_Written request_.
Write out the listing exactly as it is given.

_Records to process_.
§

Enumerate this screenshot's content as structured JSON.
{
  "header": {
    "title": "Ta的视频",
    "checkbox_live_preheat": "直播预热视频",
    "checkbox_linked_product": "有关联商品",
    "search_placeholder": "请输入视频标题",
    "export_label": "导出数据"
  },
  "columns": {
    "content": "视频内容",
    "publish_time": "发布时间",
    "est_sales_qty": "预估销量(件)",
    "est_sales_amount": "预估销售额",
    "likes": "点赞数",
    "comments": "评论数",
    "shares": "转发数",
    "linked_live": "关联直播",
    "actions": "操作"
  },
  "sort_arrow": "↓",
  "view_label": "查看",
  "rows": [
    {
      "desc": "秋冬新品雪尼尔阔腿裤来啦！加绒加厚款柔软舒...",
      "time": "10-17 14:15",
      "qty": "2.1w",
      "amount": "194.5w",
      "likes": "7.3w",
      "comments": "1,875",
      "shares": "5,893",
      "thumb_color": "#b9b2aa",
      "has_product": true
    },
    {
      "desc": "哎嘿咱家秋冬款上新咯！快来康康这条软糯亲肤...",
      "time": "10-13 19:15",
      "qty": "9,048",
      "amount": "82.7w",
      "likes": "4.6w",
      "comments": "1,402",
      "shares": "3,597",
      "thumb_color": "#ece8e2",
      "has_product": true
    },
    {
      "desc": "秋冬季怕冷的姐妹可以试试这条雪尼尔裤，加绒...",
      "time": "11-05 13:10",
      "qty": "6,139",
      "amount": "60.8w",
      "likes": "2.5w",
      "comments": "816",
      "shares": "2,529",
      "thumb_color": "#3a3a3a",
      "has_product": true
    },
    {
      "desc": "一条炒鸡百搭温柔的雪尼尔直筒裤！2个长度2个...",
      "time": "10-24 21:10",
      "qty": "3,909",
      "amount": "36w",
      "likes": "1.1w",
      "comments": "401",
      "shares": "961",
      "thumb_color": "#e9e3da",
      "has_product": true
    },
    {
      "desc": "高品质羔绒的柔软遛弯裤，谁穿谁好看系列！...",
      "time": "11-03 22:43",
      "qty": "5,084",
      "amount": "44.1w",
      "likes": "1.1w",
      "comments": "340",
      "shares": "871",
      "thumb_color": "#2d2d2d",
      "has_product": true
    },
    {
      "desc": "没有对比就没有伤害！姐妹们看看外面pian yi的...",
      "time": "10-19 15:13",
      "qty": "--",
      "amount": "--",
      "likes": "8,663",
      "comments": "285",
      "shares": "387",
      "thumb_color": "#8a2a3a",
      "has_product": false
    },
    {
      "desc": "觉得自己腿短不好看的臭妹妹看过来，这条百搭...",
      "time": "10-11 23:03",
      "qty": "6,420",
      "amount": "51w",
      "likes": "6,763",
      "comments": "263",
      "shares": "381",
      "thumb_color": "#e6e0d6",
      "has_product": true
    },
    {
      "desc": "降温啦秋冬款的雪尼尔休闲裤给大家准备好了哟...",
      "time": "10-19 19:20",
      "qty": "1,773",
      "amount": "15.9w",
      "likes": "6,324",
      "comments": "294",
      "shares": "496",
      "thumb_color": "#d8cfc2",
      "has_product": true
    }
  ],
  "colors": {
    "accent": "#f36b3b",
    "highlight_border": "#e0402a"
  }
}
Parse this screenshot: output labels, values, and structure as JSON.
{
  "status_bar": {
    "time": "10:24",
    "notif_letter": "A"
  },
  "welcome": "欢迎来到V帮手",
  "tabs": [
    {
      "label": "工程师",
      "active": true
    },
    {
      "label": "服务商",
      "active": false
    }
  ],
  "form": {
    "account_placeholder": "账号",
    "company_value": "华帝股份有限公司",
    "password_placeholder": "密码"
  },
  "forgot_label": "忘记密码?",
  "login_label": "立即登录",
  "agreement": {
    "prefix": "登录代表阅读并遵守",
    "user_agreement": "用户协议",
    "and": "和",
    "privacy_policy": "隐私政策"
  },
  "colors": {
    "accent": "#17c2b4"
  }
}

§

_Result of this exercise_.
Enumerate this screenshot's content as structured JSON.
{
  "header": {
    "title": "Ta的视频",
    "checkbox_live_preheat": "直播预热视频",
    "checkbox_linked_product": "有关联商品",
    "search_placeholder": "请输入视频标题",
    "export_label": "导出数据"
  },
  "columns": {
    "content": "视频内容",
    "publish_time": "发布时间",
    "est_sales_qty": "预估销量(件)",
    "est_sales_amount": "预估销售额",
    "likes": "点赞数",
    "comments": "评论数",
    "shares": "转发数",
    "linked_live": "关联直播",
    "actions": "操作"
  },
  "sort_arrow": "↓",
  "view_label": "查看",
  "rows": [
    {
      "desc": "秋冬新品雪尼尔阔腿裤来啦！加绒加厚款柔软舒...",
      "time": "10-17 14:15",
      "qty": "2.1w",
      "amount": "194.5w",
      "likes": "7.3w",
      "comments": "1,875",
      "shares": "5,893",
      "thumb_color": "#b9b2aa",
      "has_product": true
    },
    {
      "desc": "哎嘿咱家秋冬款上新咯！快来康康这条软糯亲肤...",
      "time": "10-13 19:15",
      "qty": "9,048",
      "amount": "82.7w",
      "likes": "4.6w",
      "comments": "1,402",
      "shares": "3,597",
      "thumb_color": "#ece8e2",
      "has_product": true
    },
    {
      "desc": "秋冬季怕冷的姐妹可以试试这条雪尼尔裤，加绒...",
      "time": "11-05 13:10",
      "qty": "6,139",
      "amount": "60.8w",
      "likes": "2.5w",
      "comments": "816",
      "shares": "2,529",
      "thumb_color": "#3a3a3a",
      "has_product": true
    },
    {
      "desc": "一条炒鸡百搭温柔的雪尼尔直筒裤！2个长度2个...",
      "time": "10-24 21:10",
      "qty": "3,909",
      "amount": "36w",
      "likes": "1.1w",
      "comments": "401",
      "shares": "961",
      "thumb_color": "#e9e3da",
      "has_product": true
    },
    {
      "desc": "高品质羔绒的柔软遛弯裤，谁穿谁好看系列！...",
      "time": "11-03 22:43",
      "qty": "5,084",
      "amount": "44.1w",
      "likes": "1.1w",
      "comments": "340",
      "shares": "871",
      "thumb_color": "#2d2d2d",
      "has_product": true
    },
    {
      "desc": "没有对比就没有伤害！姐妹们看看外面pian yi的...",
      "time": "10-19 15:13",
      "qty": "--",
      "amount": "--",
      "likes": "8,663",
      "comments": "285",
      "shares": "387",
      "thumb_color": "#8a2a3a",
      "has_product": false
    },
    {
      "desc": "觉得自己腿短不好看的臭妹妹看过来，这条百搭...",
      "time": "10-11 23:03",
      "qty": "6,420",
      "amount": "51w",
      "likes": "6,763",
      "comments": "263",
      "shares": "381",
      "thumb_color": "#e6e0d6",
      "has_product": true
    },
    {
      "desc": "降温啦秋冬款的雪尼尔休闲裤给大家准备好了哟...",
      "time": "10-19 19:20",
      "qty": "1,773",
      "amount": "15.9w",
      "likes": "6,324",
      "comments": "294",
      "shares": "496",
      "thumb_color": "#d8cfc2",
      "has_product": true
    }
  ],
  "colors": {
    "accent": "#f36b3b",
    "highlight_border": "#e0402a"
  }
}
Parse this screenshot: output labels, values, and structure as JSON.
{
  "status_bar": {
    "time": "10:24",
    "notif_letter": "A"
  },
  "welcome": "欢迎来到V帮手",
  "tabs": [
    {
      "label": "工程师",
      "active": true
    },
    {
      "label": "服务商",
      "active": false
    }
  ],
  "form": {
    "account_placeholder": "账号",
    "company_value": "华帝股份有限公司",
    "password_placeholder": "密码"
  },
  "forgot_label": "忘记密码?",
  "login_label": "立即登录",
  "agreement": {
    "prefix": "登录代表阅读并遵守",
    "user_agreement": "用户协议",
    "and": "和",
    "privacy_policy": "隐私政策"
  },
  "colors": {
    "accent": "#17c2b4"
  }
}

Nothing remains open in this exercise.